As this fatal chapter approached William determined to do something that would invalidate it. He came up with a plan that he thought must alter his future so that he would surely avoid that most horrible part of his fate. A preceding chapter contained an incident to do with a ring so just days before this event was due to occur William cut off his finger. To do such a thing points to the psychological distress that William was in. The incident to do with the ring was a direct precursor to what would transpire in the later chapter so William had reasoned that without the ring, without his ring finger, the events that so frightened him could never occur. The mistake that William made, a mistake that he might have avoided had he read the plot more carefull, had he interpreted the narrative of his life more accurately, was that Chapter Eighty-One was the hinge and fulcrum around which the entire story revolved. Without that chapter there could be no William, there could be no thought of William at all. Without the axis of that chapter nothing else made sense.

As William severed his ring finger his amnesia was almost instantaneous. As the blood flowed from his severed finger so too did all of William’s past and future, so too did all of William's life. As William’s finger wept all of the pages of the book, if one could have seen, all of the pages were emptied of words. Soon all of the pages in the book were blank and silent. The text of William’s destiny was erased. Such Yogi mischief. I believe William would have stood a better chance of fulfilling his destiny if he had not known of it in advance. Perhaps. Perhaps his very foreknowledge was also his destiny.

Nonetheless the book contained one last message for William. An obscure message that is difficult to interpret, a message that I find difficult to interpret. The book from then on began to flash the text “TODAY!” When I say flash, well, not exactly flash but something like flashing, something akin to flashing. William would alternately open the book, at any page, and the page would at first appear blank. He would the close the book and reopen it and now the page would proclaim the admonishment “TODAY!” The word today in capital letters followed by an exclamation mark would be printed in bold italics centre page. In his last years poor William would sit in the gardens near where he lived and constantly open and close the book, staring, forlorn. Poor William could not interpret the command, the appeal, the plea. In truth neither can I.

## Entries provided
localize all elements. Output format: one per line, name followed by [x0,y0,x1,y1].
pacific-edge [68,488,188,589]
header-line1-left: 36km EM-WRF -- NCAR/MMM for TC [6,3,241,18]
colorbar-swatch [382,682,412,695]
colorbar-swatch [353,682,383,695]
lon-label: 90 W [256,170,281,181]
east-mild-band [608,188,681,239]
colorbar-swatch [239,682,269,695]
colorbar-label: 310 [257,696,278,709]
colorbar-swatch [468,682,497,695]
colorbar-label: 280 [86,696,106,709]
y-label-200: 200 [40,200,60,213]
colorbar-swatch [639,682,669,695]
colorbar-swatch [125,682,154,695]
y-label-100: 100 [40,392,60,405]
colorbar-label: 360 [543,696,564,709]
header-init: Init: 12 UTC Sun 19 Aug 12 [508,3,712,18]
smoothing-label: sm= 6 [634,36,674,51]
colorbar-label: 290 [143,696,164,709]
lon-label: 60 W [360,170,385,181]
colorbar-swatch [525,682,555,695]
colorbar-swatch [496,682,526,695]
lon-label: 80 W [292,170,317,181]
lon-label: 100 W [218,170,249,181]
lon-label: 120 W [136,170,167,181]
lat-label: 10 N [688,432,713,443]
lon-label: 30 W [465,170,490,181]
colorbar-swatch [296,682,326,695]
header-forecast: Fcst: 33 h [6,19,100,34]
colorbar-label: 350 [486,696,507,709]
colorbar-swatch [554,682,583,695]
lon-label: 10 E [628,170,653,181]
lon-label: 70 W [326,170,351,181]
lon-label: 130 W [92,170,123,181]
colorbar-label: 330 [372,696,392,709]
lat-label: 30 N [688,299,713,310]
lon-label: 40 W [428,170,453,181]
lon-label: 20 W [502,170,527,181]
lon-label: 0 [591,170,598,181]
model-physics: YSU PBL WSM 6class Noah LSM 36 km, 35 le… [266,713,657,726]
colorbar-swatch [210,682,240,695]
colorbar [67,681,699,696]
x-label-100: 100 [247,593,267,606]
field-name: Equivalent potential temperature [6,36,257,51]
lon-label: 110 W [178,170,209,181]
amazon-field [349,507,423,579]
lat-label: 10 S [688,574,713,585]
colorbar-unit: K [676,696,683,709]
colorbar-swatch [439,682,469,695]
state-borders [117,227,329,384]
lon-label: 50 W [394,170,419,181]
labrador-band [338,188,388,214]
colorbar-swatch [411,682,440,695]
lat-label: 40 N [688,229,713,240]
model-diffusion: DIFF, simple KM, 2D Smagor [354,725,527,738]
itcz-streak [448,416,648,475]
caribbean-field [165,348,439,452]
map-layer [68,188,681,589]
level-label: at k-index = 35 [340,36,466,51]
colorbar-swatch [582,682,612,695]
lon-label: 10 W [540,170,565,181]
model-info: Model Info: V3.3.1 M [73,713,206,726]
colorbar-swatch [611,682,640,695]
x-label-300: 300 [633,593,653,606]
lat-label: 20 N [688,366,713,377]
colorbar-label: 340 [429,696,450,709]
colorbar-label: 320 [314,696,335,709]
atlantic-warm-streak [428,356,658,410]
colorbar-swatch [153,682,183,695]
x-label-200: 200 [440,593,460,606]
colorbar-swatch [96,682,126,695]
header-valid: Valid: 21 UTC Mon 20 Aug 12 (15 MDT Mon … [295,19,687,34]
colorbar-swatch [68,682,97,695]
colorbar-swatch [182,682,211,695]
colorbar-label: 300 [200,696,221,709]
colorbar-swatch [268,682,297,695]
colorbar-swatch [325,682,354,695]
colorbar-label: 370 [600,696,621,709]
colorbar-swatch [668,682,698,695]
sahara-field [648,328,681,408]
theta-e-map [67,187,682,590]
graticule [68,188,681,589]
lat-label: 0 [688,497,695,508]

## Problem 1
Rewrite the stretch from the start of the entries through the line that contains "colorbar-swatch [353,682,383,695]" as a numbered list, with blank lines omitted and both ends included.
## Problem 2
Continue the passage about William and his book from the point where it stops.

## Task answer 1
1. localize all elements. Output format: one per line, name followed by [x0,y0,x1,y1].
2. pacific-edge [68,488,188,589]
3. header-line1-left: 36km EM-WRF -- NCAR/MMM for TC [6,3,241,18]
4. colorbar-swatch [382,682,412,695]
5. colorbar-swatch [353,682,383,695]

## Task answer 2
Reflection

Firstly I don’t believe that we are all like William. I don’t believe that we all have fixed marching orders or unalterable destinies. For some of us the book of our own lives would be able to take the ink of our own pen. To a greater or lesser extents I believe so. But for William the wriggle room as they say was extremely slight. He was strapped in. I believe that karma had strapped him in.

Yet why should William reject his destiny? Why should we reject our destinies? What do we hope to achieve by being something other than who we are? Can one decide to be free of their humanity, to be free of being human? It sounds absurd to say it. “I no longer want to be human” says the unhappy human. But that is you! We are part of a species, part of a culture, a part of so many things. You can see these things as constraints or alternatively you can see them as interconnections, as interconnectedness. All of these interconnections are woven together to produce a fabulous tapestry, perhaps. Perhaps William's thread had become a knot, an impediment to the weave and so the knot had to be untied a little, untied and rewoven. I think that is how I will interpret William’s story. Don’t resist your destiny thinking that resisting it will make you free! Your destiny is you. William, by being William you are already free. I hope that you can try again to unravel whatever knot it was that was unwritten, that would have been unknotted if only Chapter Eighty-One had actually come about!

For my own part I haven't quite finished rereading the book that tells the journey of my own life. I am just about up to my Chapter Eighty-One, I am just about up to today. Wish me luck!